_Supplied entries_:
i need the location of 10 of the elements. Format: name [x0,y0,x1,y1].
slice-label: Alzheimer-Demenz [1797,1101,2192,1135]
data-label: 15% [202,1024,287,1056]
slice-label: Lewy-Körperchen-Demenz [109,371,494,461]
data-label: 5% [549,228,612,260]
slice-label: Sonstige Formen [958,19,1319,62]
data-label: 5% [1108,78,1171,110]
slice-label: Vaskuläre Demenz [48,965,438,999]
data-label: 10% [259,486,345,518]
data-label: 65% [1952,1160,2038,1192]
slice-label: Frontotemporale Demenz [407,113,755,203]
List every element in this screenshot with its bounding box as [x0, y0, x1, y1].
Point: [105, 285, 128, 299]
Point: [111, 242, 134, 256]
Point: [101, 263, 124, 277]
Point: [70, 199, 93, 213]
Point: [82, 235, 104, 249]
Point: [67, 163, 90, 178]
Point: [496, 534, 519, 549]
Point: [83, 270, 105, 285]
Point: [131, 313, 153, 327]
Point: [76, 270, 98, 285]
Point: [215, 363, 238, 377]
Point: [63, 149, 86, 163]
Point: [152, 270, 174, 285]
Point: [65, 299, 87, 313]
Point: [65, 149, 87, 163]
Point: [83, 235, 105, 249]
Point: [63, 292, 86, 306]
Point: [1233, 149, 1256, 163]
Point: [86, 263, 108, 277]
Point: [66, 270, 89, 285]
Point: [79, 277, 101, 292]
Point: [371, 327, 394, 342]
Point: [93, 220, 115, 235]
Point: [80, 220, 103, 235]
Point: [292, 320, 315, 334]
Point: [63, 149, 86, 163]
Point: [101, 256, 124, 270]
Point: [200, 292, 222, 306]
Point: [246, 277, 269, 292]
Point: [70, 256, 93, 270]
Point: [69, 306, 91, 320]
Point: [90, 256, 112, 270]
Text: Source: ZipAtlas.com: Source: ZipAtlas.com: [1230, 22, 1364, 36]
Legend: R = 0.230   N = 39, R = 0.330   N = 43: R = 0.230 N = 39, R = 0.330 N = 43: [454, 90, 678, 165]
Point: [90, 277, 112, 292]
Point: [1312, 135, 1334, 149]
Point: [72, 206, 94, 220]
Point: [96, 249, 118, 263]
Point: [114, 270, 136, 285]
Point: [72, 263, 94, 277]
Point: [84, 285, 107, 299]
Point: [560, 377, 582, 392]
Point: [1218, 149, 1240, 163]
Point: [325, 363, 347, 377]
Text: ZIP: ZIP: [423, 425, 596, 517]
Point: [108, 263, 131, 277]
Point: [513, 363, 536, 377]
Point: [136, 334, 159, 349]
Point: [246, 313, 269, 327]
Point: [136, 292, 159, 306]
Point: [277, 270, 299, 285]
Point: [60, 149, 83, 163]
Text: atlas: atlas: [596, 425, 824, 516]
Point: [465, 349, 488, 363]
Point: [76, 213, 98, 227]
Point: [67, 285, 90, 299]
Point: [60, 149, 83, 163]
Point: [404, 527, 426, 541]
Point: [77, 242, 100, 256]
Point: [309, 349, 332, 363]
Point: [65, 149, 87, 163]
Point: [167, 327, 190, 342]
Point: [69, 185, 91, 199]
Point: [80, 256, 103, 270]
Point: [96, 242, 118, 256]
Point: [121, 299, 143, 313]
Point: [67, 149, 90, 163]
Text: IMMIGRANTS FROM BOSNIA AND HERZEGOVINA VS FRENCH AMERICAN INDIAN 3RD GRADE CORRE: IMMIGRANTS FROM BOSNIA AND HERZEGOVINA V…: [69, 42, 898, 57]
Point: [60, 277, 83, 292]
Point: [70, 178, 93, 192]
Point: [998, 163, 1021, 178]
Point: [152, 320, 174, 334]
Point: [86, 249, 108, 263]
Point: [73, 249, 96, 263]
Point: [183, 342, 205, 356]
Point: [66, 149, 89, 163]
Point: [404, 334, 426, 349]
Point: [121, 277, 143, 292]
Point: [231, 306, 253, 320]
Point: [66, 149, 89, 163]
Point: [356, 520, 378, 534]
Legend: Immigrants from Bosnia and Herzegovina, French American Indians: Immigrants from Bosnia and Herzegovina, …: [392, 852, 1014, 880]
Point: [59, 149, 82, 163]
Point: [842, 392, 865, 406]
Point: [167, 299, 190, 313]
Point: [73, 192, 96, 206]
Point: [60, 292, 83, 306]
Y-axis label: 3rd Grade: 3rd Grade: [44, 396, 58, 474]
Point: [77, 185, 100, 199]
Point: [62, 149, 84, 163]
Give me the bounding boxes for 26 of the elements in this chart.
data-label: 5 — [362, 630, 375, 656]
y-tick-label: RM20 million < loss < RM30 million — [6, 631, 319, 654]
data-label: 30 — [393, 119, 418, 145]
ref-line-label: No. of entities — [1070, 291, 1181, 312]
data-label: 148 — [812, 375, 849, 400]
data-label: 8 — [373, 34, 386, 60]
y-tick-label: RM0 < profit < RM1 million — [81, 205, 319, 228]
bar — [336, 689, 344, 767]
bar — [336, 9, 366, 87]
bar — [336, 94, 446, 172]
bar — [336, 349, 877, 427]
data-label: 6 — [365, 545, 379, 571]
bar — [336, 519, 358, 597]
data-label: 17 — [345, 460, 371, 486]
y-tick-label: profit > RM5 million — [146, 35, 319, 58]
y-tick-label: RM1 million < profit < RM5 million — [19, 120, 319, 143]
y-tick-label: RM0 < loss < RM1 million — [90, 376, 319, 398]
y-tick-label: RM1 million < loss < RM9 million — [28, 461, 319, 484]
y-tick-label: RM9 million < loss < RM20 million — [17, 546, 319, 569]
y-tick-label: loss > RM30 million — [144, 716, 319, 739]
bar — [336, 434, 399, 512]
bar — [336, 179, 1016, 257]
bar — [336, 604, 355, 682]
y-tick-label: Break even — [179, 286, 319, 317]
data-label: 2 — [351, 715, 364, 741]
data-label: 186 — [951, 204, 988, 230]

_Objective_:
Reproduce every line of the material above without changing a single character.

_Reply to the exercise_:
i need the location of 10 of the elements. Format: name [x0,y0,x1,y1].
slice-label: Alzheimer-Demenz [1797,1101,2192,1135]
data-label: 15% [202,1024,287,1056]
slice-label: Lewy-Körperchen-Demenz [109,371,494,461]
data-label: 5% [549,228,612,260]
slice-label: Sonstige Formen [958,19,1319,62]
data-label: 5% [1108,78,1171,110]
slice-label: Vaskuläre Demenz [48,965,438,999]
data-label: 10% [259,486,345,518]
data-label: 65% [1952,1160,2038,1192]
slice-label: Frontotemporale Demenz [407,113,755,203]
List every element in this screenshot with its bounding box as [x0, y0, x1, y1].
Point: [105, 285, 128, 299]
Point: [111, 242, 134, 256]
Point: [101, 263, 124, 277]
Point: [70, 199, 93, 213]
Point: [82, 235, 104, 249]
Point: [67, 163, 90, 178]
Point: [496, 534, 519, 549]
Point: [83, 270, 105, 285]
Point: [131, 313, 153, 327]
Point: [76, 270, 98, 285]
Point: [215, 363, 238, 377]
Point: [63, 149, 86, 163]
Point: [152, 270, 174, 285]
Point: [65, 299, 87, 313]
Point: [65, 149, 87, 163]
Point: [83, 235, 105, 249]
Point: [63, 292, 86, 306]
Point: [1233, 149, 1256, 163]
Point: [86, 263, 108, 277]
Point: [66, 270, 89, 285]
Point: [79, 277, 101, 292]
Point: [371, 327, 394, 342]
Point: [93, 220, 115, 235]
Point: [80, 220, 103, 235]
Point: [292, 320, 315, 334]
Point: [63, 149, 86, 163]
Point: [101, 256, 124, 270]
Point: [200, 292, 222, 306]
Point: [246, 277, 269, 292]
Point: [70, 256, 93, 270]
Point: [69, 306, 91, 320]
Point: [90, 256, 112, 270]
Text: Source: ZipAtlas.com: Source: ZipAtlas.com: [1230, 22, 1364, 36]
Legend: R = 0.230   N = 39, R = 0.330   N = 43: R = 0.230 N = 39, R = 0.330 N = 43: [454, 90, 678, 165]
Point: [90, 277, 112, 292]
Point: [1312, 135, 1334, 149]
Point: [72, 206, 94, 220]
Point: [96, 249, 118, 263]
Point: [114, 270, 136, 285]
Point: [72, 263, 94, 277]
Point: [84, 285, 107, 299]
Point: [560, 377, 582, 392]
Point: [1218, 149, 1240, 163]
Point: [325, 363, 347, 377]
Text: ZIP: ZIP: [423, 425, 596, 517]
Point: [108, 263, 131, 277]
Point: [513, 363, 536, 377]
Point: [136, 334, 159, 349]
Point: [246, 313, 269, 327]
Point: [136, 292, 159, 306]
Point: [277, 270, 299, 285]
Point: [60, 149, 83, 163]
Text: atlas: atlas: [596, 425, 824, 516]
Point: [465, 349, 488, 363]
Point: [76, 213, 98, 227]
Point: [67, 285, 90, 299]
Point: [60, 149, 83, 163]
Point: [404, 527, 426, 541]
Point: [77, 242, 100, 256]
Point: [309, 349, 332, 363]
Point: [65, 149, 87, 163]
Point: [167, 327, 190, 342]
Point: [69, 185, 91, 199]
Point: [80, 256, 103, 270]
Point: [96, 242, 118, 256]
Point: [121, 299, 143, 313]
Point: [67, 149, 90, 163]
Text: IMMIGRANTS FROM BOSNIA AND HERZEGOVINA VS FRENCH AMERICAN INDIAN 3RD GRADE CORRE: IMMIGRANTS FROM BOSNIA AND HERZEGOVINA V…: [69, 42, 898, 57]
Point: [60, 277, 83, 292]
Point: [70, 178, 93, 192]
Point: [998, 163, 1021, 178]
Point: [152, 320, 174, 334]
Point: [86, 249, 108, 263]
Point: [73, 249, 96, 263]
Point: [183, 342, 205, 356]
Point: [66, 149, 89, 163]
Point: [404, 334, 426, 349]
Point: [121, 277, 143, 292]
Point: [231, 306, 253, 320]
Point: [66, 149, 89, 163]
Point: [356, 520, 378, 534]
Legend: Immigrants from Bosnia and Herzegovina, French American Indians: Immigrants from Bosnia and Herzegovina, …: [392, 852, 1014, 880]
Point: [59, 149, 82, 163]
Point: [842, 392, 865, 406]
Point: [167, 299, 190, 313]
Point: [73, 192, 96, 206]
Point: [60, 292, 83, 306]
Y-axis label: 3rd Grade: 3rd Grade: [44, 396, 58, 474]
Point: [77, 185, 100, 199]
Point: [62, 149, 84, 163]
Give me the bounding boxes for 26 of the elements in this chart.
data-label: 5 — [362, 630, 375, 656]
y-tick-label: RM20 million < loss < RM30 million — [6, 631, 319, 654]
data-label: 30 — [393, 119, 418, 145]
ref-line-label: No. of entities — [1070, 291, 1181, 312]
data-label: 148 — [812, 375, 849, 400]
data-label: 8 — [373, 34, 386, 60]
y-tick-label: RM0 < profit < RM1 million — [81, 205, 319, 228]
bar — [336, 689, 344, 767]
bar — [336, 9, 366, 87]
bar — [336, 94, 446, 172]
bar — [336, 349, 877, 427]
data-label: 6 — [365, 545, 379, 571]
bar — [336, 519, 358, 597]
data-label: 17 — [345, 460, 371, 486]
y-tick-label: profit > RM5 million — [146, 35, 319, 58]
y-tick-label: RM1 million < profit < RM5 million — [19, 120, 319, 143]
y-tick-label: RM0 < loss < RM1 million — [90, 376, 319, 398]
y-tick-label: RM1 million < loss < RM9 million — [28, 461, 319, 484]
y-tick-label: RM9 million < loss < RM20 million — [17, 546, 319, 569]
y-tick-label: loss > RM30 million — [144, 716, 319, 739]
bar — [336, 434, 399, 512]
bar — [336, 179, 1016, 257]
bar — [336, 604, 355, 682]
y-tick-label: Break even — [179, 286, 319, 317]
data-label: 2 — [351, 715, 364, 741]
data-label: 186 — [951, 204, 988, 230]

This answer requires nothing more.